## RECORDS PROVIDED
** start **

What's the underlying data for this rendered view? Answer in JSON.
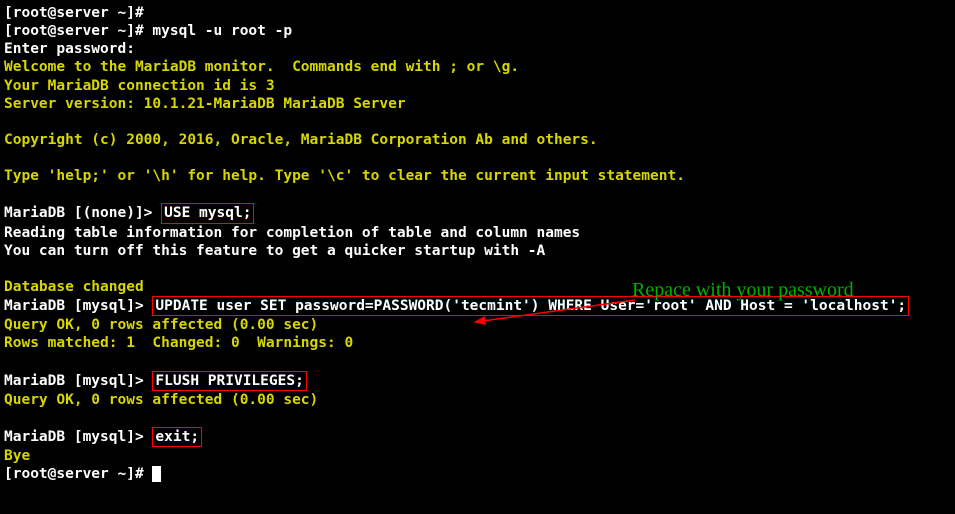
{
  "lines": {
    "l1_prompt": "[root@server ~]# ",
    "l2_prompt": "[root@server ~]# ",
    "l2_cmd": "mysql -u root -p",
    "l3": "Enter password: ",
    "welcome1": "Welcome to the MariaDB monitor.  Commands end with ; or \\g.",
    "welcome2": "Your MariaDB connection id is 3",
    "welcome3": "Server version: 10.1.21-MariaDB MariaDB Server",
    "copyright": "Copyright (c) 2000, 2016, Oracle, MariaDB Corporation Ab and others.",
    "help": "Type 'help;' or '\\h' for help. Type '\\c' to clear the current input statement.",
    "p_none": "MariaDB [(none)]> ",
    "use_cmd": "USE mysql;",
    "reading1": "Reading table information for completion of table and column names",
    "reading2": "You can turn off this feature to get a quicker startup with -A",
    "dbchanged": "Database changed",
    "p_mysql": "MariaDB [mysql]> ",
    "update_cmd": "UPDATE user SET password=PASSWORD('tecmint') WHERE User='root' AND Host = 'localhost';",
    "qok1": "Query OK, 0 rows affected (0.00 sec)",
    "rows_matched": "Rows matched: 1  Changed: 0  Warnings: 0",
    "flush_cmd": "FLUSH PRIVILEGES;",
    "qok2": "Query OK, 0 rows affected (0.00 sec)",
    "exit_cmd": "exit;",
    "bye": "Bye",
    "final_prompt": "[root@server ~]# "
  },
  "annotation": "Repace with your password",
  "colors": {
    "text_white": "#ffffff",
    "text_yellow": "#d7d700",
    "highlight_red": "#ff0000",
    "annotation_green": "#00b000",
    "background": "#000000"
  }
}
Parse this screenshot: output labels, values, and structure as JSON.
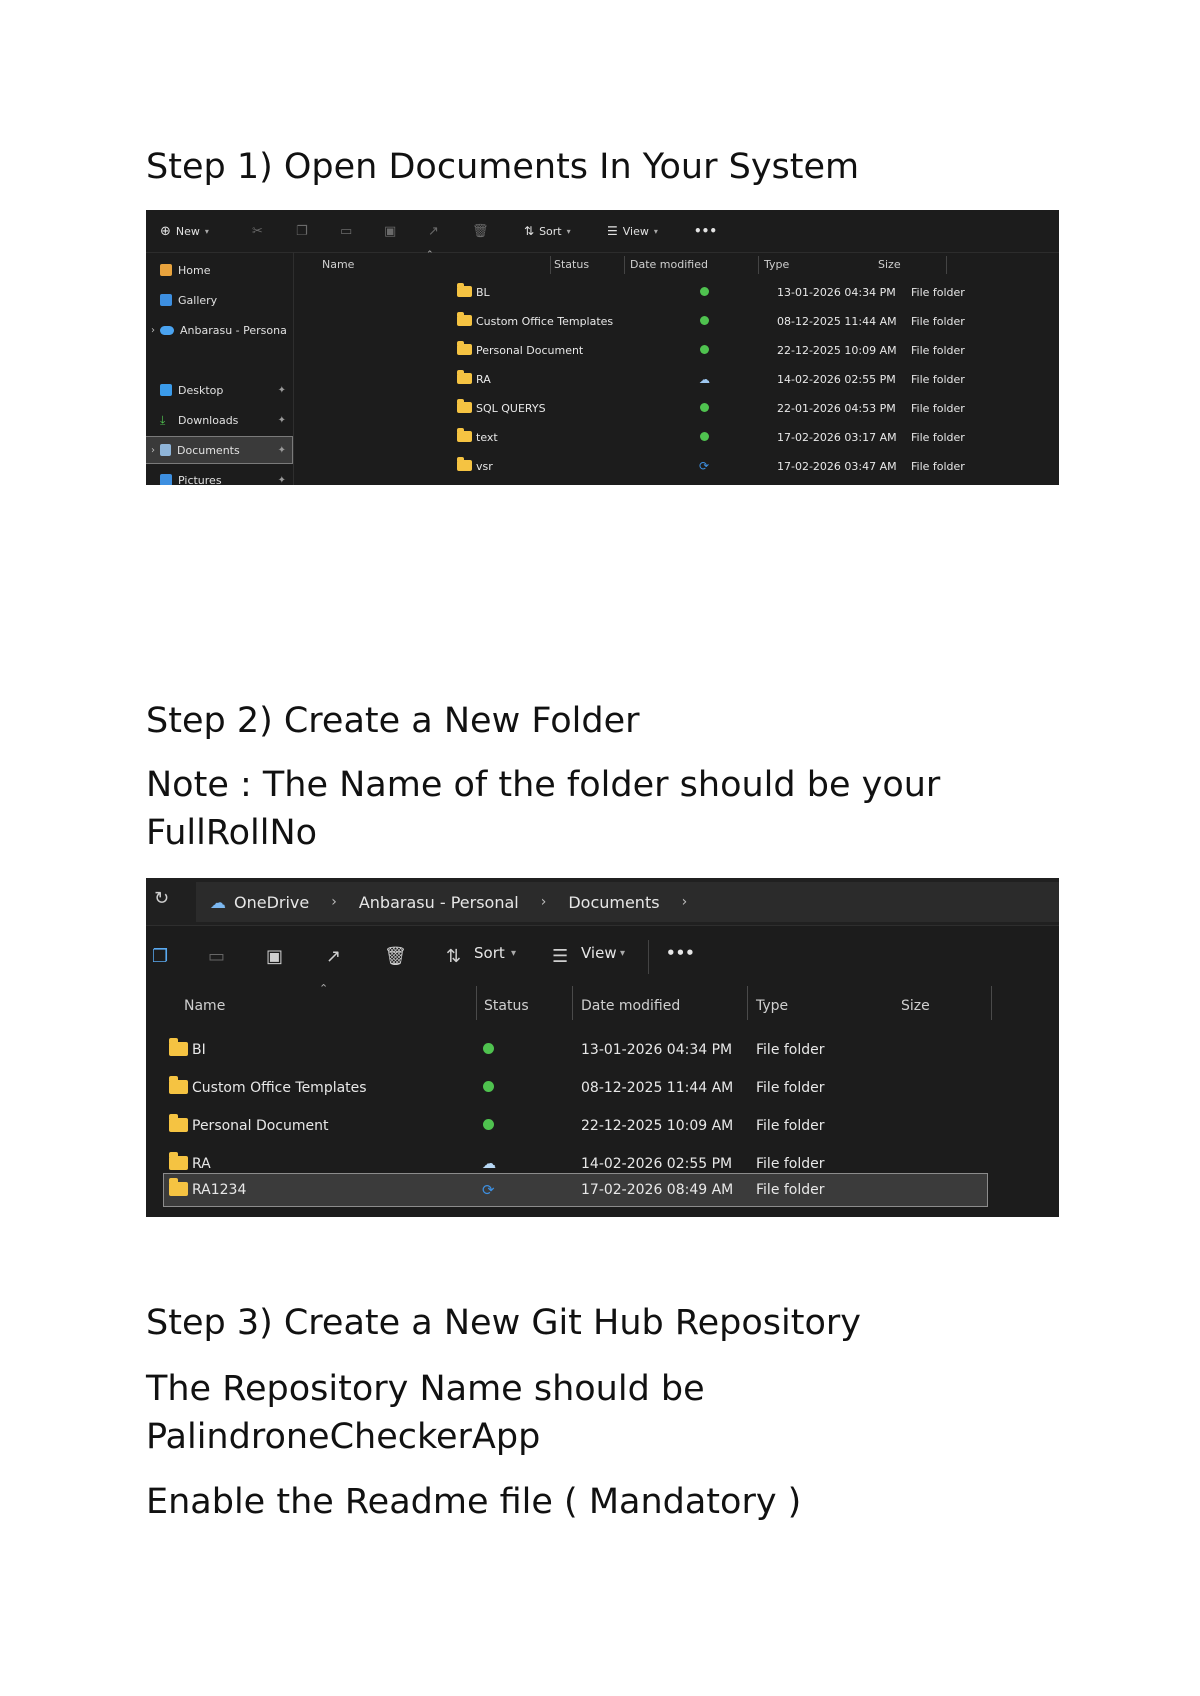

** end **

## THE TASK
Without including any pictures, reproduce the listing exactly.

## SOLUTION
What's the underlying data for this rendered view? Answer in JSON.
{
  "lines": {
    "l1_prompt": "[root@server ~]# ",
    "l2_prompt": "[root@server ~]# ",
    "l2_cmd": "mysql -u root -p",
    "l3": "Enter password: ",
    "welcome1": "Welcome to the MariaDB monitor.  Commands end with ; or \\g.",
    "welcome2": "Your MariaDB connection id is 3",
    "welcome3": "Server version: 10.1.21-MariaDB MariaDB Server",
    "copyright": "Copyright (c) 2000, 2016, Oracle, MariaDB Corporation Ab and others.",
    "help": "Type 'help;' or '\\h' for help. Type '\\c' to clear the current input statement.",
    "p_none": "MariaDB [(none)]> ",
    "use_cmd": "USE mysql;",
    "reading1": "Reading table information for completion of table and column names",
    "reading2": "You can turn off this feature to get a quicker startup with -A",
    "dbchanged": "Database changed",
    "p_mysql": "MariaDB [mysql]> ",
    "update_cmd": "UPDATE user SET password=PASSWORD('tecmint') WHERE User='root' AND Host = 'localhost';",
    "qok1": "Query OK, 0 rows affected (0.00 sec)",
    "rows_matched": "Rows matched: 1  Changed: 0  Warnings: 0",
    "flush_cmd": "FLUSH PRIVILEGES;",
    "qok2": "Query OK, 0 rows affected (0.00 sec)",
    "exit_cmd": "exit;",
    "bye": "Bye",
    "final_prompt": "[root@server ~]# "
  },
  "annotation": "Repace with your password",
  "colors": {
    "text_white": "#ffffff",
    "text_yellow": "#d7d700",
    "highlight_red": "#ff0000",
    "annotation_green": "#00b000",
    "background": "#000000"
  }
}
Parse this screenshot: output labels, values, and structure as JSON.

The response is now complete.